### PROBLEM TO SOLVE
Reproduce the lines beginning with the one containing "63, 421, 83]" and ending with the one containing "38, 196, 51]". Swap every "dependency-tree-node" for "dep-tree-node", change nothing else, and return only those lines.

***

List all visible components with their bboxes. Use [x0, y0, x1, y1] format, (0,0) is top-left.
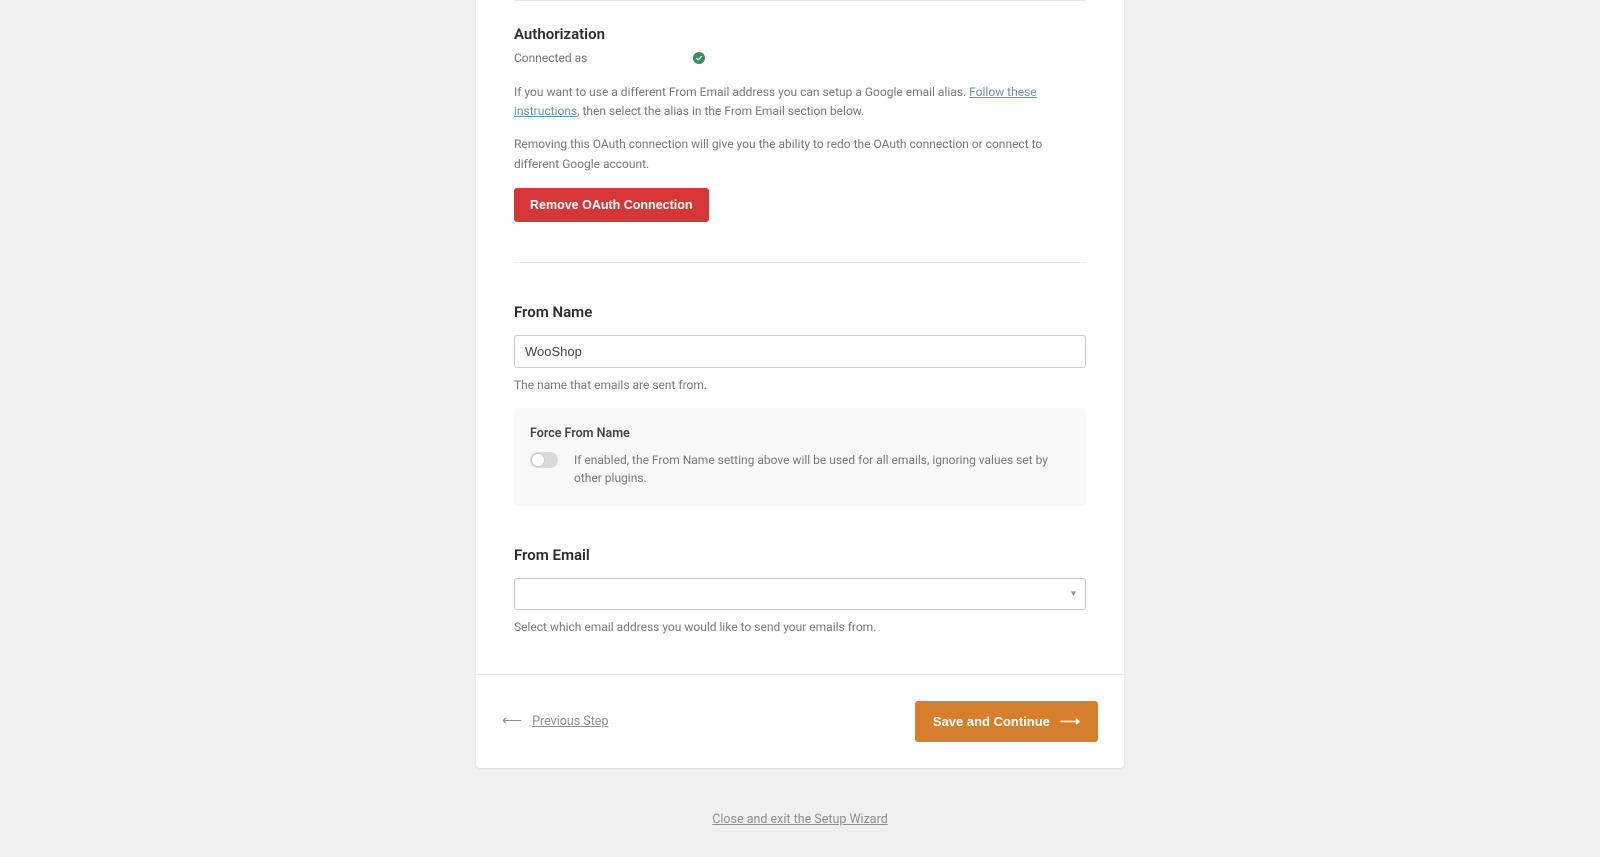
alias-help-text: If you want to use a different From Emai… [514, 83, 1086, 121]
exit-wizard-link[interactable]: Close and exit the Setup Wizard [712, 812, 888, 827]
wizard-card: Authorization Connected as If you want t… [476, 0, 1124, 768]
from-name-section: From Name The name that emails are sent … [514, 263, 1086, 522]
from-email-heading: From Email [514, 546, 1086, 564]
save-continue-button[interactable]: Save and Continue ⟶ [915, 701, 1098, 742]
force-from-name-row: If enabled, the From Name setting above … [530, 451, 1070, 488]
remove-help-text: Removing this OAuth connection will give… [514, 135, 1086, 173]
arrow-right-icon: ⟶ [1060, 713, 1080, 730]
from-email-section: From Email ▾ Select which email address … [514, 522, 1086, 674]
check-icon [693, 52, 705, 64]
from-email-select-wrap: ▾ [514, 578, 1086, 610]
connected-as-row: Connected as [514, 51, 1086, 65]
exit-link-wrap: Close and exit the Setup Wizard [0, 812, 1600, 857]
force-from-name-heading: Force From Name [530, 426, 1070, 441]
previous-step-label: Previous Step [532, 714, 608, 729]
authorization-section: Authorization Connected as If you want t… [514, 1, 1086, 262]
remove-oauth-button[interactable]: Remove OAuth Connection [514, 188, 709, 222]
from-email-select[interactable] [514, 578, 1086, 610]
from-name-desc: The name that emails are sent from. [514, 378, 1086, 392]
connected-as-label: Connected as [514, 51, 587, 65]
alias-help-post: , then select the alias in the From Emai… [577, 104, 864, 118]
card-footer: ⟵ Previous Step Save and Continue ⟶ [476, 674, 1124, 768]
force-from-name-box: Force From Name If enabled, the From Nam… [514, 408, 1086, 506]
from-name-input[interactable] [514, 335, 1086, 368]
alias-help-pre: If you want to use a different From Emai… [514, 85, 969, 99]
save-continue-label: Save and Continue [933, 714, 1050, 729]
arrow-left-icon: ⟵ [502, 713, 522, 729]
force-from-name-toggle[interactable] [530, 452, 558, 468]
toggle-knob-icon [531, 453, 545, 467]
force-from-name-desc: If enabled, the From Name setting above … [574, 451, 1070, 488]
from-name-heading: From Name [514, 303, 1086, 321]
previous-step-link[interactable]: ⟵ Previous Step [502, 713, 608, 729]
from-email-desc: Select which email address you would lik… [514, 620, 1086, 634]
authorization-heading: Authorization [514, 25, 1086, 43]
card-body: Authorization Connected as If you want t… [476, 0, 1124, 674]
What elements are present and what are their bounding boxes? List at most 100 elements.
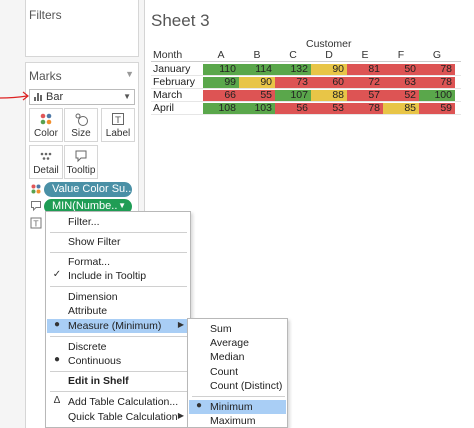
menu-divider xyxy=(192,396,285,397)
table-cell[interactable]: 107 xyxy=(275,89,311,101)
menu-check xyxy=(51,215,63,229)
cell-value: 63 xyxy=(404,76,416,88)
submenu-item-sum[interactable]: Sum xyxy=(189,322,286,336)
submenu-item-label: Count xyxy=(210,366,239,378)
cell-value: 72 xyxy=(368,76,380,88)
menu-divider xyxy=(50,252,187,253)
table-cell[interactable]: 50 xyxy=(383,63,419,75)
menu-item-discrete[interactable]: Discrete xyxy=(47,340,190,354)
menu-item-show-filter[interactable]: Show Filter xyxy=(47,235,190,249)
mark-type-label: Bar xyxy=(46,91,64,103)
label-button[interactable]: T Label xyxy=(101,108,135,142)
table-cell[interactable]: 132 xyxy=(275,63,311,75)
chevron-down-icon[interactable]: ▼ xyxy=(125,69,134,79)
cell-value: 73 xyxy=(296,76,308,88)
menu-item-label: Add Table Calculation... xyxy=(68,396,179,408)
cell-value: 53 xyxy=(332,102,344,114)
submenu-item-label: Sum xyxy=(210,323,232,335)
table-cell[interactable]: 53 xyxy=(311,102,347,114)
aggregation-submenu: Sum Average Median Count Count (Distinct… xyxy=(187,318,288,428)
table-cell[interactable]: 78 xyxy=(419,63,455,75)
tooltip-icon xyxy=(30,200,42,212)
submenu-item-count[interactable]: Count xyxy=(189,365,286,379)
cell-value: 85 xyxy=(404,102,416,114)
submenu-item-maximum[interactable]: Maximum xyxy=(189,414,286,428)
mark-type-dropdown[interactable]: Bar ▼ xyxy=(29,89,135,105)
table-cell[interactable]: 85 xyxy=(383,102,419,114)
menu-item-label: Quick Table Calculation xyxy=(68,411,178,423)
menu-check xyxy=(51,374,63,388)
table-cell[interactable]: 56 xyxy=(275,102,311,114)
table-cell[interactable]: 81 xyxy=(347,63,383,75)
column-header: B xyxy=(253,49,261,61)
table-row: February 99 90 73 60 72 63 78 xyxy=(151,76,461,89)
table-cell[interactable]: 90 xyxy=(239,76,275,88)
table-cell[interactable]: 90 xyxy=(311,63,347,75)
cell-value: 103 xyxy=(254,102,272,114)
menu-check xyxy=(51,235,63,249)
submenu-item-label: Median xyxy=(210,351,245,363)
size-button[interactable]: Size xyxy=(64,108,98,142)
menu-item-continuous[interactable]: ● Continuous xyxy=(47,354,190,368)
submenu-item-minimum[interactable]: ● Minimum xyxy=(189,400,286,414)
submenu-item-average[interactable]: Average xyxy=(189,336,286,350)
table-cell[interactable]: 110 xyxy=(203,63,239,75)
menu-item-include-in-tooltip[interactable]: ✓ Include in Tooltip xyxy=(47,269,190,283)
table-cell[interactable]: 78 xyxy=(347,102,383,114)
tooltip-icon xyxy=(65,149,97,163)
detail-button[interactable]: Detail xyxy=(29,145,63,179)
filters-card[interactable]: Filters xyxy=(25,0,139,57)
value-color-pill[interactable]: Value Color Su.. xyxy=(44,182,132,197)
label-button-label: Label xyxy=(105,128,131,139)
menu-item-add-table-calculation[interactable]: Δ Add Table Calculation... xyxy=(47,395,190,409)
table-cell[interactable]: 52 xyxy=(383,89,419,101)
cell-value: 78 xyxy=(368,102,380,114)
table-cell[interactable]: 103 xyxy=(239,102,275,114)
cell-value: 52 xyxy=(404,89,416,101)
table-cell[interactable]: 57 xyxy=(347,89,383,101)
color-button[interactable]: Color xyxy=(29,108,63,142)
table-cell[interactable]: 108 xyxy=(203,102,239,114)
menu-item-dimension[interactable]: Dimension xyxy=(47,290,190,304)
table-cell[interactable]: 55 xyxy=(239,89,275,101)
row-label: February xyxy=(153,76,196,88)
sheet-title: Sheet 3 xyxy=(151,11,210,30)
table-row: March 66 55 107 88 57 52 100 xyxy=(151,89,461,102)
column-headers: Month A B C D E F G xyxy=(151,49,461,62)
cell-value: 107 xyxy=(290,89,308,101)
detail-icon xyxy=(30,149,62,163)
table-cell[interactable]: 60 xyxy=(311,76,347,88)
tooltip-button[interactable]: Tooltip xyxy=(64,145,98,179)
menu-item-attribute[interactable]: Attribute xyxy=(47,304,190,318)
table-cell[interactable]: 73 xyxy=(275,76,311,88)
menu-item-edit-in-shelf[interactable]: Edit in Shelf xyxy=(47,374,190,388)
cell-value: 56 xyxy=(296,102,308,114)
menu-item-measure-minimum[interactable]: ● Measure (Minimum) ▶ xyxy=(47,319,190,333)
row-label: January xyxy=(153,63,191,75)
menu-check xyxy=(51,340,63,354)
menu-item-filter[interactable]: Filter... xyxy=(47,215,190,229)
table-cell[interactable]: 72 xyxy=(347,76,383,88)
table-cell[interactable]: 63 xyxy=(383,76,419,88)
cell-value: 78 xyxy=(440,76,452,88)
chevron-down-icon: ▼ xyxy=(118,201,126,210)
submenu-item-count-distinct[interactable]: Count (Distinct) xyxy=(189,379,286,393)
table-cell[interactable]: 100 xyxy=(419,89,455,101)
menu-item-quick-table-calculation[interactable]: Quick Table Calculation ▶ xyxy=(47,410,190,424)
submenu-item-label: Minimum xyxy=(210,401,253,413)
svg-text:T: T xyxy=(114,116,121,126)
radio-dot-icon: ● xyxy=(195,400,203,411)
table-cell[interactable]: 114 xyxy=(239,63,275,75)
submenu-item-median[interactable]: Median xyxy=(189,350,286,364)
menu-item-label: Discrete xyxy=(68,341,107,353)
table-cell[interactable]: 99 xyxy=(203,76,239,88)
table-cell[interactable]: 66 xyxy=(203,89,239,101)
table-cell[interactable]: 78 xyxy=(419,76,455,88)
cell-value: 114 xyxy=(255,63,272,75)
table-cell[interactable]: 88 xyxy=(311,89,347,101)
red-arrow-icon xyxy=(0,91,29,101)
menu-item-format[interactable]: Format... xyxy=(47,255,190,269)
filters-title: Filters xyxy=(29,8,62,22)
color-dots-icon xyxy=(30,183,42,195)
table-cell[interactable]: 59 xyxy=(419,102,455,114)
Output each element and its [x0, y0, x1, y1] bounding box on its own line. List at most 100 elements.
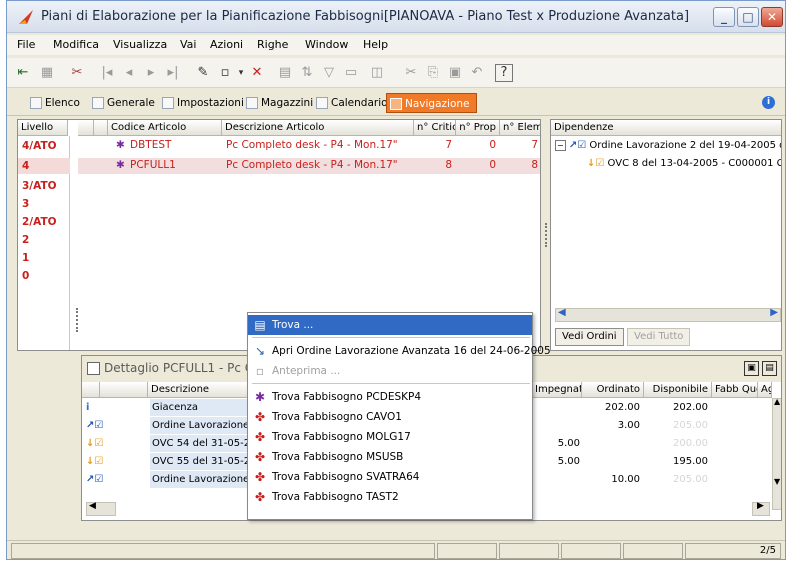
cut-icon[interactable]: ✂	[401, 63, 421, 83]
menu-label: Trova Fabbisogno CAVO1	[272, 411, 402, 423]
info-icon[interactable]: i	[762, 96, 775, 109]
scroll-right-icon[interactable]: ▶	[757, 501, 764, 511]
filter-icon[interactable]: ▽	[319, 63, 339, 83]
report-icon[interactable]: ▤	[275, 63, 295, 83]
title-bar: Piani di Elaborazione per la Pianificazi…	[7, 1, 785, 33]
edit-icon[interactable]: ✎	[193, 63, 213, 83]
menu-item-anteprima[interactable]: ▫ Anteprima ...	[248, 361, 532, 381]
splitter-grip[interactable]	[76, 308, 78, 332]
col-impegnato[interactable]: Impegnato	[532, 382, 582, 398]
dependency-tree-node[interactable]: − ↗☑ Ordine Lavorazione 2 del 19-04-2005…	[555, 140, 781, 151]
menu-visualizza[interactable]: Visualizza	[113, 38, 167, 51]
horizontal-scrollbar[interactable]: ◀	[86, 501, 116, 516]
menu-window[interactable]: Window	[305, 38, 348, 51]
help-icon[interactable]: ?	[495, 64, 513, 82]
dependency-tree-node[interactable]: ↓☑ OVC 8 del 13-04-2005 - C000001 Cas	[587, 158, 781, 169]
exit-icon[interactable]: ⇤	[13, 63, 33, 83]
delete-icon[interactable]: ✕	[247, 63, 267, 83]
cell-codice: PCFULL1	[130, 159, 176, 171]
scroll-up-icon[interactable]: ▲	[774, 397, 780, 406]
scroll-down-icon[interactable]: ▼	[774, 477, 780, 486]
menu-item-trova-fabbisogno[interactable]: ✤ Trova Fabbisogno MOLG17	[248, 427, 532, 447]
menu-item-trova-fabbisogno[interactable]: ✤ Trova Fabbisogno CAVO1	[248, 407, 532, 427]
menu-item-trova[interactable]: ▤ Trova ...	[248, 315, 532, 335]
level-item[interactable]: 1	[22, 252, 29, 264]
copy-icon[interactable]: ⎘	[423, 63, 443, 83]
chart-icon[interactable]: ▦	[37, 63, 57, 83]
menu-vai[interactable]: Vai	[180, 38, 196, 51]
level-item[interactable]: 3	[22, 198, 29, 210]
menu-item-trova-fabbisogno[interactable]: ✱ Trova Fabbisogno PCDESKP4	[248, 387, 532, 407]
tools-icon[interactable]: ✂	[67, 63, 87, 83]
cell-descrizione: Pc Completo desk - P4 - Mon.17"	[226, 139, 398, 151]
menu-item-trova-fabbisogno[interactable]: ✤ Trova Fabbisogno TAST2	[248, 487, 532, 507]
col-descrizione[interactable]: Descrizione Articolo	[222, 120, 414, 136]
tab-label: Generale	[107, 97, 155, 109]
scroll-left-icon[interactable]: ◀	[89, 501, 96, 511]
scroll-left-icon[interactable]: ◀	[558, 307, 566, 318]
expander-icon[interactable]: −	[555, 140, 566, 151]
minimize-button[interactable]: _	[713, 7, 735, 27]
vertical-scrollbar[interactable]: ▲ ▼	[772, 397, 781, 510]
paste-icon[interactable]: ▣	[445, 63, 465, 83]
previous-record-icon[interactable]: ◂	[119, 63, 139, 83]
undo-icon[interactable]: ↶	[467, 63, 487, 83]
col-ordinato[interactable]: Ordinato	[582, 382, 644, 398]
col-livello[interactable]: Livello	[18, 120, 68, 136]
tab-navigazione[interactable]: Navigazione	[386, 93, 477, 113]
col-indicator	[78, 120, 94, 136]
separator	[252, 383, 530, 384]
cell-descrizione: OVC 54 del 31-05-200	[150, 435, 250, 452]
col-codice[interactable]: Codice Articolo	[108, 120, 222, 136]
col-descrizione[interactable]: Descrizione	[148, 382, 248, 398]
sort-icon[interactable]: ⇅	[297, 63, 317, 83]
tab-calendario[interactable]: Calendario	[313, 93, 388, 113]
next-record-icon[interactable]: ▸	[141, 63, 161, 83]
level-item[interactable]: 0	[22, 270, 29, 282]
vedi-tutto-button[interactable]: Vedi Tutto	[627, 328, 691, 346]
level-item[interactable]: 4/ATO	[22, 140, 57, 152]
close-button[interactable]: ✕	[761, 7, 783, 27]
horizontal-scrollbar[interactable]: ◀ ▶	[555, 307, 781, 322]
menu-item-apri-ordine[interactable]: ↘ Apri Ordine Lavorazione Avanzata 16 del…	[248, 341, 551, 361]
menu-label: Trova ...	[272, 319, 314, 331]
order-out-icon: ↓☑	[587, 158, 605, 169]
menu-azioni[interactable]: Azioni	[210, 38, 243, 51]
restore-panel-icon[interactable]: ▤	[762, 361, 777, 376]
col-ag[interactable]: Ag	[758, 382, 772, 398]
menu-righe[interactable]: Righe	[257, 38, 288, 51]
form-icon	[162, 97, 174, 109]
first-record-icon[interactable]: |◂	[97, 63, 117, 83]
col-prop[interactable]: n° Prop	[456, 120, 500, 136]
level-item[interactable]: 2/ATO	[22, 216, 57, 228]
level-item[interactable]: 4	[22, 160, 29, 172]
vedi-ordini-button[interactable]: Vedi Ordini	[555, 328, 624, 346]
scroll-right-icon[interactable]: ▶	[770, 307, 778, 318]
vertical-splitter-grip[interactable]	[545, 223, 547, 247]
col-elem[interactable]: n° Elem	[500, 120, 540, 136]
col-critici[interactable]: n° Critici	[414, 120, 456, 136]
menu-item-trova-fabbisogno[interactable]: ✤ Trova Fabbisogno MSUSB	[248, 447, 532, 467]
preview-icon[interactable]: ◫	[367, 63, 387, 83]
level-item[interactable]: 3/ATO	[22, 180, 57, 192]
menu-modifica[interactable]: Modifica	[53, 38, 99, 51]
maximize-button[interactable]: □	[737, 7, 759, 27]
tab-generale[interactable]: Generale	[89, 93, 155, 113]
table-row[interactable]: ✱ PCFULL1 Pc Completo desk - P4 - Mon.17…	[78, 158, 540, 174]
scroll-right-button[interactable]: ▶	[752, 501, 770, 516]
last-record-icon[interactable]: ▸|	[163, 63, 183, 83]
tab-magazzini[interactable]: Magazzini	[243, 93, 313, 113]
cell-descrizione: Pc Completo desk - P4 - Mon.17"	[226, 159, 398, 171]
tab-impostazioni[interactable]: Impostazioni	[159, 93, 244, 113]
print-icon[interactable]: ▭	[341, 63, 361, 83]
menu-item-trova-fabbisogno[interactable]: ✤ Trova Fabbisogno SVATRA64	[248, 467, 532, 487]
menu-help[interactable]: Help	[363, 38, 388, 51]
tab-elenco[interactable]: Elenco	[27, 93, 80, 113]
maximize-panel-icon[interactable]: ▣	[744, 361, 759, 376]
level-item[interactable]: 2	[22, 234, 29, 246]
status-panel	[561, 543, 621, 559]
col-fabb-quot[interactable]: Fabb Quot	[712, 382, 758, 398]
col-disponibile[interactable]: Disponibile	[644, 382, 712, 398]
menu-file[interactable]: File	[17, 38, 35, 51]
close-icon: ✕	[766, 10, 778, 24]
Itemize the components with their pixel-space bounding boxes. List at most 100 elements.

***

### RESULT
cut-icon[interactable]: ✂	[401, 63, 421, 83]
menu-label: Trova Fabbisogno CAVO1	[272, 411, 402, 423]
info-icon[interactable]: i	[762, 96, 775, 109]
scroll-right-icon[interactable]: ▶	[757, 501, 764, 511]
filter-icon[interactable]: ▽	[319, 63, 339, 83]
report-icon[interactable]: ▤	[275, 63, 295, 83]
title-bar: Piani di Elaborazione per la Pianificazi…	[7, 1, 785, 33]
edit-icon[interactable]: ✎	[193, 63, 213, 83]
menu-item-anteprima[interactable]: ▫ Anteprima ...	[248, 361, 532, 381]
splitter-grip[interactable]	[76, 308, 78, 332]
col-impegnato[interactable]: Impegnato	[532, 382, 582, 398]
dep-tree-node[interactable]: − ↗☑ Ordine Lavorazione 2 del 19-04-2005…	[555, 140, 781, 151]
menu-visualizza[interactable]: Visualizza	[113, 38, 167, 51]
horizontal-scrollbar[interactable]: ◀	[86, 501, 116, 516]
menu-window[interactable]: Window	[305, 38, 348, 51]
help-icon[interactable]: ?	[495, 64, 513, 82]
dep-tree-node[interactable]: ↓☑ OVC 8 del 13-04-2005 - C000001 Cas	[587, 158, 781, 169]
exit-icon[interactable]: ⇤	[13, 63, 33, 83]
delete-icon[interactable]: ✕	[247, 63, 267, 83]
cell-codice: PCFULL1	[130, 159, 176, 171]
scroll-up-icon[interactable]: ▲	[774, 397, 780, 406]
scroll-down-icon[interactable]: ▼	[774, 477, 780, 486]
menu-item-trova-fabbisogno[interactable]: ✤ Trova Fabbisogno MOLG17	[248, 427, 532, 447]
menu-item-trova-fabbisogno[interactable]: ✤ Trova Fabbisogno CAVO1	[248, 407, 532, 427]
menu-item-trova[interactable]: ▤ Trova ...	[248, 315, 532, 335]
level-item[interactable]: 1	[22, 252, 29, 264]
copy-icon[interactable]: ⎘	[423, 63, 443, 83]
chart-icon[interactable]: ▦	[37, 63, 57, 83]
menu-vai[interactable]: Vai	[180, 38, 196, 51]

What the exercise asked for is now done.